__Data listing__.
++++

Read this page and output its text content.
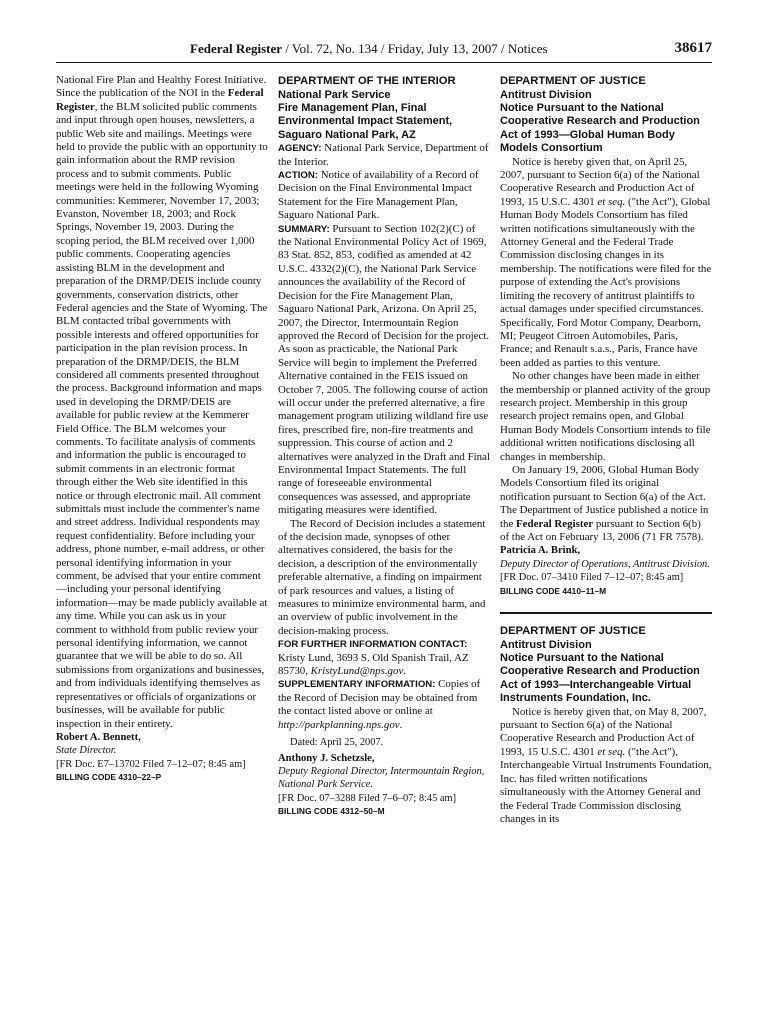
Federal Register / Vol. 72, No. 134 / Friday, July 13, 2007 / Notices	38617

National Fire Plan and Healthy Forest Initiative. Since the publication of the NOI in the Federal Register, the BLM solicited public comments and input through open houses, newsletters, a public Web site and mailings. Meetings were held to provide the public with an opportunity to gain information about the RMP revision process and to submit comments. Public meetings were held in the following Wyoming communities: Kemmerer, November 17, 2003; Evanston, November 18, 2003; and Rock Springs, November 19, 2003. During the scoping period, the BLM received over 1,000 public comments. Cooperating agencies assisting BLM in the development and preparation of the DRMP/DEIS include county governments, conservation districts, other Federal agencies and the State of Wyoming. The BLM contacted tribal governments with possible interests and offered opportunities for participation in the plan revision process. In preparation of the DRMP/DEIS, the BLM considered all comments presented throughout the process. Background information and maps used in developing the DRMP/DEIS are available for public review at the Kemmerer Field Office. The BLM welcomes your comments. To facilitate analysis of comments and information the public is encouraged to submit comments in an electronic format through either the Web site identified in this notice or through electronic mail. All comment submittals must include the commenter's name and street address. Individual respondents may request confidentiality. Before including your address, phone number, e-mail address, or other personal identifying information in your comment, be advised that your entire comment—including your personal identifying information—may be made publicly available at any time. While you can ask us in your comment to withhold from public review your personal identifying information, we cannot guarantee that we will be able to do so. All submissions from organizations and businesses, and from individuals identifying themselves as representatives or officials of organizations or businesses, will be available for public inspection in their entirety.

Robert A. Bennett,

State Director.

[FR Doc. E7–13702 Filed 7–12–07; 8:45 am]

BILLING CODE 4310–22–P

DEPARTMENT OF THE INTERIOR

National Park Service

Fire Management Plan, Final Environmental Impact Statement, Saguaro National Park, AZ

AGENCY: National Park Service, Department of the Interior.

ACTION: Notice of availability of a Record of Decision on the Final Environmental Impact Statement for the Fire Management Plan, Saguaro National Park.

SUMMARY: Pursuant to Section 102(2)(C) of the National Environmental Policy Act of 1969, 83 Stat. 852, 853, codified as amended at 42 U.S.C. 4332(2)(C), the National Park Service announces the availability of the Record of Decision for the Fire Management Plan, Saguaro National Park, Arizona. On April 25, 2007, the Director, Intermountain Region approved the Record of Decision for the project. As soon as practicable, the National Park Service will begin to implement the Preferred Alternative contained in the FEIS issued on October 7, 2005. The following course of action will occur under the preferred alternative, a fire management program utilizing wildland fire use fires, prescribed fire, non-fire treatments and suppression. This course of action and 2 alternatives were analyzed in the Draft and Final Environmental Impact Statements. The full range of foreseeable environmental consequences was assessed, and appropriate mitigating measures were identified.

The Record of Decision includes a statement of the decision made, synopses of other alternatives considered, the basis for the decision, a description of the environmentally preferable alternative, a finding on impairment of park resources and values, a listing of measures to minimize environmental harm, and an overview of public involvement in the decision-making process.

FOR FURTHER INFORMATION CONTACT: Kristy Lund, 3693 S. Old Spanish Trail, AZ 85730, KristyLund@nps.gov.

SUPPLEMENTARY INFORMATION: Copies of the Record of Decision may be obtained from the contact listed above or online at http://parkplanning.nps.gov.

Dated: April 25, 2007.

Anthony J. Schetzsle,

Deputy Regional Director, Intermountain Region, National Park Service.

[FR Doc. 07–3288 Filed 7–6–07; 8:45 am]

BILLING CODE 4312–50–M

DEPARTMENT OF JUSTICE

Antitrust Division

Notice Pursuant to the National Cooperative Research and Production Act of 1993—Global Human Body Models Consortium

Notice is hereby given that, on April 25, 2007, pursuant to Section 6(a) of the National Cooperative Research and Production Act of 1993, 15 U.S.C. 4301 et seq. ("the Act"), Global Human Body Models Consortium has filed written notifications simultaneously with the Attorney General and the Federal Trade Commission disclosing changes in its membership. The notifications were filed for the purpose of extending the Act's provisions limiting the recovery of antitrust plaintiffs to actual damages under specified circumstances. Specifically, Ford Motor Company, Dearborn, MI; Peugeot Citroen Automobiles, Paris, France; and Renault s.a.s., Paris, France have been added as parties to this venture.

No other changes have been made in either the membership or planned activity of the group research project. Membership in this group research project remains open, and Global Human Body Models Consortium intends to file additional written notifications disclosing all changes in membership.

On January 19, 2006, Global Human Body Models Consortium filed its original notification pursuant to Section 6(a) of the Act. The Department of Justice published a notice in the Federal Register pursuant to Section 6(b) of the Act on February 13, 2006 (71 FR 7578).

Patricia A. Brink,

Deputy Director of Operations, Antitrust Division.

[FR Doc. 07–3410 Filed 7–12–07; 8:45 am]

BILLING CODE 4410–11–M

DEPARTMENT OF JUSTICE

Antitrust Division

Notice Pursuant to the National Cooperative Research and Production Act of 1993—Interchangeable Virtual Instruments Foundation, Inc.

Notice is hereby given that, on May 8, 2007, pursuant to Section 6(a) of the National Cooperative Research and Production Act of 1993, 15 U.S.C. 4301 et seq. ("the Act"), Interchangeable Virtual Instruments Foundation, Inc. has filed written notifications simultaneously with the Attorney General and the Federal Trade Commission disclosing changes in its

++++

__Directions__.
Pull out all lines from the entries above in which the word "BILLING" appears.

__Answer in full__.
BILLING CODE 4310–22–P
BILLING CODE 4312–50–M
BILLING CODE 4410–11–M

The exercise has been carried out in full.